◆ **EXERCISE**
Copy out the complete listing, word for word.
=== MATERIAL FOR THIS TASK ===
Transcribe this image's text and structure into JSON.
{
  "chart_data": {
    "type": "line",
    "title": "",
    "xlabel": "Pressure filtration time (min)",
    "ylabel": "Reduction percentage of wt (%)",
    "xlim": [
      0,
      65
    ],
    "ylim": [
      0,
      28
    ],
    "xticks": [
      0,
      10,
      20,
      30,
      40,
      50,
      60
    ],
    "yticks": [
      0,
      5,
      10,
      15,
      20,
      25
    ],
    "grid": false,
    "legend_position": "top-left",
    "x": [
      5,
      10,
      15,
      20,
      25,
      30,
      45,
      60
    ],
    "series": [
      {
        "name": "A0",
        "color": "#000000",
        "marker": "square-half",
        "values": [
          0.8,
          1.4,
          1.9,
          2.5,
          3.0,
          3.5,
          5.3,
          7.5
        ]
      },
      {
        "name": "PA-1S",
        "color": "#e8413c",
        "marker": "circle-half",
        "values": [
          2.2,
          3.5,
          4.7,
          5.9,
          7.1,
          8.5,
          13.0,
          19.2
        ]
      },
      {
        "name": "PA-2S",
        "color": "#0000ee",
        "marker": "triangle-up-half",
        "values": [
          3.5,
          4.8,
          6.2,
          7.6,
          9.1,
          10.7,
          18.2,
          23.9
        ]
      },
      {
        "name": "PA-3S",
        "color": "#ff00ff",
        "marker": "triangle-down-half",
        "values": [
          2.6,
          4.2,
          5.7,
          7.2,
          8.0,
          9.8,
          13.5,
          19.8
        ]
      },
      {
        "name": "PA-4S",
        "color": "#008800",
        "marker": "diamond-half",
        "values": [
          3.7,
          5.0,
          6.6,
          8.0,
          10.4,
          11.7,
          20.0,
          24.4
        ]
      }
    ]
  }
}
===
◆ **WORKED SOLUTION**
Transcribe this image's text and structure into JSON.
{
  "chart_data": {
    "type": "line",
    "title": "",
    "xlabel": "Pressure filtration time (min)",
    "ylabel": "Reduction percentage of wt (%)",
    "xlim": [
      0,
      65
    ],
    "ylim": [
      0,
      28
    ],
    "xticks": [
      0,
      10,
      20,
      30,
      40,
      50,
      60
    ],
    "yticks": [
      0,
      5,
      10,
      15,
      20,
      25
    ],
    "grid": false,
    "legend_position": "top-left",
    "x": [
      5,
      10,
      15,
      20,
      25,
      30,
      45,
      60
    ],
    "series": [
      {
        "name": "A0",
        "color": "#000000",
        "marker": "square-half",
        "values": [
          0.8,
          1.4,
          1.9,
          2.5,
          3.0,
          3.5,
          5.3,
          7.5
        ]
      },
      {
        "name": "PA-1S",
        "color": "#e8413c",
        "marker": "circle-half",
        "values": [
          2.2,
          3.5,
          4.7,
          5.9,
          7.1,
          8.5,
          13.0,
          19.2
        ]
      },
      {
        "name": "PA-2S",
        "color": "#0000ee",
        "marker": "triangle-up-half",
        "values": [
          3.5,
          4.8,
          6.2,
          7.6,
          9.1,
          10.7,
          18.2,
          23.9
        ]
      },
      {
        "name": "PA-3S",
        "color": "#ff00ff",
        "marker": "triangle-down-half",
        "values": [
          2.6,
          4.2,
          5.7,
          7.2,
          8.0,
          9.8,
          13.5,
          19.8
        ]
      },
      {
        "name": "PA-4S",
        "color": "#008800",
        "marker": "diamond-half",
        "values": [
          3.7,
          5.0,
          6.6,
          8.0,
          10.4,
          11.7,
          20.0,
          24.4
        ]
      }
    ]
  }
}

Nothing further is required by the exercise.